Source records
/---
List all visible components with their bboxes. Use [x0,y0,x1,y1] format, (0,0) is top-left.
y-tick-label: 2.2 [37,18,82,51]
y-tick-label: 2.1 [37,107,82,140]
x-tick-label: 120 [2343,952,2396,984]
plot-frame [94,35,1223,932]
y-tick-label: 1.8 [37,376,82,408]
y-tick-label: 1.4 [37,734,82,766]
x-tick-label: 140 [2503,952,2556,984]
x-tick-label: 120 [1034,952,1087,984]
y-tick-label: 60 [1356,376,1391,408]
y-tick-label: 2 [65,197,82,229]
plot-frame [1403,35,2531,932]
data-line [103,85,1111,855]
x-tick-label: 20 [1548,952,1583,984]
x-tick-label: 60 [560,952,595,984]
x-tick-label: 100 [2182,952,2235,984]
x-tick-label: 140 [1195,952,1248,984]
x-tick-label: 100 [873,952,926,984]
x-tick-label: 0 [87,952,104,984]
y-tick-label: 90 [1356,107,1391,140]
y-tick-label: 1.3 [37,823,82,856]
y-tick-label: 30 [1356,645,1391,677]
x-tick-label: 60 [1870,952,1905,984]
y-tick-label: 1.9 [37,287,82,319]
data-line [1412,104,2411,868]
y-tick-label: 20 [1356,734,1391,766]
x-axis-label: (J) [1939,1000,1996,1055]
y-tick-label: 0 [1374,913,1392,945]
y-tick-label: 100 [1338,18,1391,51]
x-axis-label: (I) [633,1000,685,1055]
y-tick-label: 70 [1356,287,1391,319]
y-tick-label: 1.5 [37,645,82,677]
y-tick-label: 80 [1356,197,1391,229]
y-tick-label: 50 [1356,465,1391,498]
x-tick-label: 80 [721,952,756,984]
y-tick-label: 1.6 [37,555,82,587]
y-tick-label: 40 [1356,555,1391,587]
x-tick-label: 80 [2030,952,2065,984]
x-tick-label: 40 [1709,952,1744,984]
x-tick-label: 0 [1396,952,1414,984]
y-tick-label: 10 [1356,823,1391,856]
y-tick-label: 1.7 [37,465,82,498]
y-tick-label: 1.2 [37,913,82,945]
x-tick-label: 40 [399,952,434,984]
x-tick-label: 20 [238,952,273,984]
\---
▶ _PROBLEM DETAILS_:
Give every line of the records as a Markdown table with the columns "No." and "Text", with the row number under "No." and the line under "Text". Leave out blank lines.

▶ _COMPLETED TASK_:
| No. | Text |
|---|---|
| 1 | List all visible components with their bboxes. Use [x0,y0,x1,y1] format, (0,0) is top-left. |
| 2 | y-tick-label: 2.2 [37,18,82,51] |
| 3 | y-tick-label: 2.1 [37,107,82,140] |
| 4 | x-tick-label: 120 [2343,952,2396,984] |
| 5 | plot-frame [94,35,1223,932] |
| 6 | y-tick-label: 1.8 [37,376,82,408] |
| 7 | y-tick-label: 1.4 [37,734,82,766] |
| 8 | x-tick-label: 140 [2503,952,2556,984] |
| 9 | x-tick-label: 120 [1034,952,1087,984] |
| 10 | y-tick-label: 60 [1356,376,1391,408] |
| 11 | y-tick-label: 2 [65,197,82,229] |
| 12 | plot-frame [1403,35,2531,932] |
| 13 | data-line [103,85,1111,855] |
| 14 | x-tick-label: 20 [1548,952,1583,984] |
| 15 | x-tick-label: 60 [560,952,595,984] |
| 16 | x-tick-label: 100 [2182,952,2235,984] |
| 17 | x-tick-label: 140 [1195,952,1248,984] |
| 18 | x-tick-label: 100 [873,952,926,984] |
| 19 | x-tick-label: 0 [87,952,104,984] |
| 20 | y-tick-label: 90 [1356,107,1391,140] |
| 21 | y-tick-label: 1.3 [37,823,82,856] |
| 22 | y-tick-label: 30 [1356,645,1391,677] |
| 23 | x-tick-label: 60 [1870,952,1905,984] |
| 24 | y-tick-label: 1.9 [37,287,82,319] |
| 25 | data-line [1412,104,2411,868] |
| 26 | y-tick-label: 20 [1356,734,1391,766] |
| 27 | x-axis-label: (J) [1939,1000,1996,1055] |
| 28 | y-tick-label: 0 [1374,913,1392,945] |
| 29 | y-tick-label: 100 [1338,18,1391,51] |
| 30 | x-axis-label: (I) [633,1000,685,1055] |
| 31 | y-tick-label: 70 [1356,287,1391,319] |
| 32 | y-tick-label: 1.5 [37,645,82,677] |
| 33 | y-tick-label: 80 [1356,197,1391,229] |
| 34 | y-tick-label: 50 [1356,465,1391,498] |
| 35 | x-tick-label: 80 [721,952,756,984] |
| 36 | y-tick-label: 1.6 [37,555,82,587] |
| 37 | y-tick-label: 40 [1356,555,1391,587] |
| 38 | x-tick-label: 80 [2030,952,2065,984] |
| 39 | x-tick-label: 40 [1709,952,1744,984] |
| 40 | x-tick-label: 0 [1396,952,1414,984] |
| 41 | y-tick-label: 10 [1356,823,1391,856] |
| 42 | y-tick-label: 1.7 [37,465,82,498] |
| 43 | y-tick-label: 1.2 [37,913,82,945] |
| 44 | x-tick-label: 40 [399,952,434,984] |
| 45 | x-tick-label: 20 [238,952,273,984] |